Extracted records:
+===+
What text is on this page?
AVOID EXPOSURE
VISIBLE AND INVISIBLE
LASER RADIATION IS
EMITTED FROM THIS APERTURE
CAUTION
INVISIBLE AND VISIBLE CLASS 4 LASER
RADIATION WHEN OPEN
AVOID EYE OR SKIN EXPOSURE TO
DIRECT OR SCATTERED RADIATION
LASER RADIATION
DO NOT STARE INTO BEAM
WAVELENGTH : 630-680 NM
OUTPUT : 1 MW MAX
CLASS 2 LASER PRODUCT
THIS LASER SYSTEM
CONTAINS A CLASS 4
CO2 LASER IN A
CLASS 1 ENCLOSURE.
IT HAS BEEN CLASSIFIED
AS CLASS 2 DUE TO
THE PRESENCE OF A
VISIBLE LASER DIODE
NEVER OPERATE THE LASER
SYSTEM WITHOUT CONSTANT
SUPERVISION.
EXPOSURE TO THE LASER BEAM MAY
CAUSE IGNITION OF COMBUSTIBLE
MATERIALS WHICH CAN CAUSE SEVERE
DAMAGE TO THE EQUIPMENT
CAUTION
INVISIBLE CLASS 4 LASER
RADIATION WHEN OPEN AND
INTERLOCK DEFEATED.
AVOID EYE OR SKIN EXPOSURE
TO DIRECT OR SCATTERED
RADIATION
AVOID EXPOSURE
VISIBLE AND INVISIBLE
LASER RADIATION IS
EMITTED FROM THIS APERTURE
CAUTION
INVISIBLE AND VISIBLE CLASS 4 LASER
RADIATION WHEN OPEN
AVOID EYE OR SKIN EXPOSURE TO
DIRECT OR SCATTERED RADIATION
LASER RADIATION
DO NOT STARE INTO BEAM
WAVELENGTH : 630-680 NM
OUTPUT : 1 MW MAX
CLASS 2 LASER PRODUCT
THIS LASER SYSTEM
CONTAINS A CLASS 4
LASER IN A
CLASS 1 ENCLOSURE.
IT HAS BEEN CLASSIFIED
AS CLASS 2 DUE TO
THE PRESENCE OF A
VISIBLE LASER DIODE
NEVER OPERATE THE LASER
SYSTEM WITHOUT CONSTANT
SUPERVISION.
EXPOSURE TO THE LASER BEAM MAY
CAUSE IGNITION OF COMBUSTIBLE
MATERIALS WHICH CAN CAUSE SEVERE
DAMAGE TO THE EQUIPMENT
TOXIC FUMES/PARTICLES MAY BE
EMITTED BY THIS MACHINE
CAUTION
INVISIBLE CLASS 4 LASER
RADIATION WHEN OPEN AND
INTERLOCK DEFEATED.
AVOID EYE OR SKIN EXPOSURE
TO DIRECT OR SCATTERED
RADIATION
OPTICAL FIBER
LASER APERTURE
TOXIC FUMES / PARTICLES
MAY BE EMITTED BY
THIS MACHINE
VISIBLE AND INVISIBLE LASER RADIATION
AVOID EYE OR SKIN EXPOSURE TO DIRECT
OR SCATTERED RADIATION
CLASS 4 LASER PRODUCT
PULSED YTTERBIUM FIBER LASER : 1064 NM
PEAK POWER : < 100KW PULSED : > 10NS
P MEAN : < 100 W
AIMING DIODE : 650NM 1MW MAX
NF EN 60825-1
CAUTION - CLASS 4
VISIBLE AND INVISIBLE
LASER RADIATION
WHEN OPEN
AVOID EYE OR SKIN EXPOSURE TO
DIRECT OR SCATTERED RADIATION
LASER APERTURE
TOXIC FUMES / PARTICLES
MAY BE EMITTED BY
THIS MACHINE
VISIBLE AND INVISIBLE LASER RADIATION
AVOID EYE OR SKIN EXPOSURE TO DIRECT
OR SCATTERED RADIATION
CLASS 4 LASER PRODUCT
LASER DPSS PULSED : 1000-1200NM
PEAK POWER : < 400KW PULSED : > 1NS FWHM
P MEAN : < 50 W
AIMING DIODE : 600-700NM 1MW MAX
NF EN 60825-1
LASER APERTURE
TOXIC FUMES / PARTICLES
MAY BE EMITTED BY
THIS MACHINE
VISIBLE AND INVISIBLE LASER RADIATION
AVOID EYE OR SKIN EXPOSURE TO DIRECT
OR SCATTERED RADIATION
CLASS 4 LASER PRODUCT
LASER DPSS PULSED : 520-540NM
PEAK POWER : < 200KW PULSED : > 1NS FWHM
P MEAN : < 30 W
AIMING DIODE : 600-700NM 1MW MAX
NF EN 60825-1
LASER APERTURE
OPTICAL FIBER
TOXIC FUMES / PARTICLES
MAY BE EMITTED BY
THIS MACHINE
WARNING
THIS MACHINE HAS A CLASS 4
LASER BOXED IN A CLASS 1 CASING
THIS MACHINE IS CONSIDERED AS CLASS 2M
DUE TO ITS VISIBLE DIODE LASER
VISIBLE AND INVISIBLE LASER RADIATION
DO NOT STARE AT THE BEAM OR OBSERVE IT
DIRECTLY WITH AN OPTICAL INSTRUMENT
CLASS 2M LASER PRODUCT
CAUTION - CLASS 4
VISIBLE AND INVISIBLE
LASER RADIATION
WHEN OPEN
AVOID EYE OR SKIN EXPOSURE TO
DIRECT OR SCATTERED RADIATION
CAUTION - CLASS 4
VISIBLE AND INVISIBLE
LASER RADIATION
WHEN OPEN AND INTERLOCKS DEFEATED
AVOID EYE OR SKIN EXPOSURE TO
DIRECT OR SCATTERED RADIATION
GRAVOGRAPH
+===+
▸ **WHAT IS BEING ASKED**
Your task is to transcribe the listing above in full, exactly as given.

▸ **CORRECT RESPONSE**
What text is on this page?
AVOID EXPOSURE
VISIBLE AND INVISIBLE
LASER RADIATION IS
EMITTED FROM THIS APERTURE
CAUTION
INVISIBLE AND VISIBLE CLASS 4 LASER
RADIATION WHEN OPEN
AVOID EYE OR SKIN EXPOSURE TO
DIRECT OR SCATTERED RADIATION
LASER RADIATION
DO NOT STARE INTO BEAM
WAVELENGTH : 630-680 NM
OUTPUT : 1 MW MAX
CLASS 2 LASER PRODUCT
THIS LASER SYSTEM
CONTAINS A CLASS 4
CO2 LASER IN A
CLASS 1 ENCLOSURE.
IT HAS BEEN CLASSIFIED
AS CLASS 2 DUE TO
THE PRESENCE OF A
VISIBLE LASER DIODE
NEVER OPERATE THE LASER
SYSTEM WITHOUT CONSTANT
SUPERVISION.
EXPOSURE TO THE LASER BEAM MAY
CAUSE IGNITION OF COMBUSTIBLE
MATERIALS WHICH CAN CAUSE SEVERE
DAMAGE TO THE EQUIPMENT
CAUTION
INVISIBLE CLASS 4 LASER
RADIATION WHEN OPEN AND
INTERLOCK DEFEATED.
AVOID EYE OR SKIN EXPOSURE
TO DIRECT OR SCATTERED
RADIATION
AVOID EXPOSURE
VISIBLE AND INVISIBLE
LASER RADIATION IS
EMITTED FROM THIS APERTURE
CAUTION
INVISIBLE AND VISIBLE CLASS 4 LASER
RADIATION WHEN OPEN
AVOID EYE OR SKIN EXPOSURE TO
DIRECT OR SCATTERED RADIATION
LASER RADIATION
DO NOT STARE INTO BEAM
WAVELENGTH : 630-680 NM
OUTPUT : 1 MW MAX
CLASS 2 LASER PRODUCT
THIS LASER SYSTEM
CONTAINS A CLASS 4
LASER IN A
CLASS 1 ENCLOSURE.
IT HAS BEEN CLASSIFIED
AS CLASS 2 DUE TO
THE PRESENCE OF A
VISIBLE LASER DIODE
NEVER OPERATE THE LASER
SYSTEM WITHOUT CONSTANT
SUPERVISION.
EXPOSURE TO THE LASER BEAM MAY
CAUSE IGNITION OF COMBUSTIBLE
MATERIALS WHICH CAN CAUSE SEVERE
DAMAGE TO THE EQUIPMENT
TOXIC FUMES/PARTICLES MAY BE
EMITTED BY THIS MACHINE
CAUTION
INVISIBLE CLASS 4 LASER
RADIATION WHEN OPEN AND
INTERLOCK DEFEATED.
AVOID EYE OR SKIN EXPOSURE
TO DIRECT OR SCATTERED
RADIATION
OPTICAL FIBER
LASER APERTURE
TOXIC FUMES / PARTICLES
MAY BE EMITTED BY
THIS MACHINE
VISIBLE AND INVISIBLE LASER RADIATION
AVOID EYE OR SKIN EXPOSURE TO DIRECT
OR SCATTERED RADIATION
CLASS 4 LASER PRODUCT
PULSED YTTERBIUM FIBER LASER : 1064 NM
PEAK POWER : < 100KW PULSED : > 10NS
P MEAN : < 100 W
AIMING DIODE : 650NM 1MW MAX
NF EN 60825-1
CAUTION - CLASS 4
VISIBLE AND INVISIBLE
LASER RADIATION
WHEN OPEN
AVOID EYE OR SKIN EXPOSURE TO
DIRECT OR SCATTERED RADIATION
LASER APERTURE
TOXIC FUMES / PARTICLES
MAY BE EMITTED BY
THIS MACHINE
VISIBLE AND INVISIBLE LASER RADIATION
AVOID EYE OR SKIN EXPOSURE TO DIRECT
OR SCATTERED RADIATION
CLASS 4 LASER PRODUCT
LASER DPSS PULSED : 1000-1200NM
PEAK POWER : < 400KW PULSED : > 1NS FWHM
P MEAN : < 50 W
AIMING DIODE : 600-700NM 1MW MAX
NF EN 60825-1
LASER APERTURE
TOXIC FUMES / PARTICLES
MAY BE EMITTED BY
THIS MACHINE
VISIBLE AND INVISIBLE LASER RADIATION
AVOID EYE OR SKIN EXPOSURE TO DIRECT
OR SCATTERED RADIATION
CLASS 4 LASER PRODUCT
LASER DPSS PULSED : 520-540NM
PEAK POWER : < 200KW PULSED : > 1NS FWHM
P MEAN : < 30 W
AIMING DIODE : 600-700NM 1MW MAX
NF EN 60825-1
LASER APERTURE
OPTICAL FIBER
TOXIC FUMES / PARTICLES
MAY BE EMITTED BY
THIS MACHINE
WARNING
THIS MACHINE HAS A CLASS 4
LASER BOXED IN A CLASS 1 CASING
THIS MACHINE IS CONSIDERED AS CLASS 2M
DUE TO ITS VISIBLE DIODE LASER
VISIBLE AND INVISIBLE LASER RADIATION
DO NOT STARE AT THE BEAM OR OBSERVE IT
DIRECTLY WITH AN OPTICAL INSTRUMENT
CLASS 2M LASER PRODUCT
CAUTION - CLASS 4
VISIBLE AND INVISIBLE
LASER RADIATION
WHEN OPEN
AVOID EYE OR SKIN EXPOSURE TO
DIRECT OR SCATTERED RADIATION
CAUTION - CLASS 4
VISIBLE AND INVISIBLE
LASER RADIATION
WHEN OPEN AND INTERLOCKS DEFEATED
AVOID EYE OR SKIN EXPOSURE TO
DIRECT OR SCATTERED RADIATION
GRAVOGRAPH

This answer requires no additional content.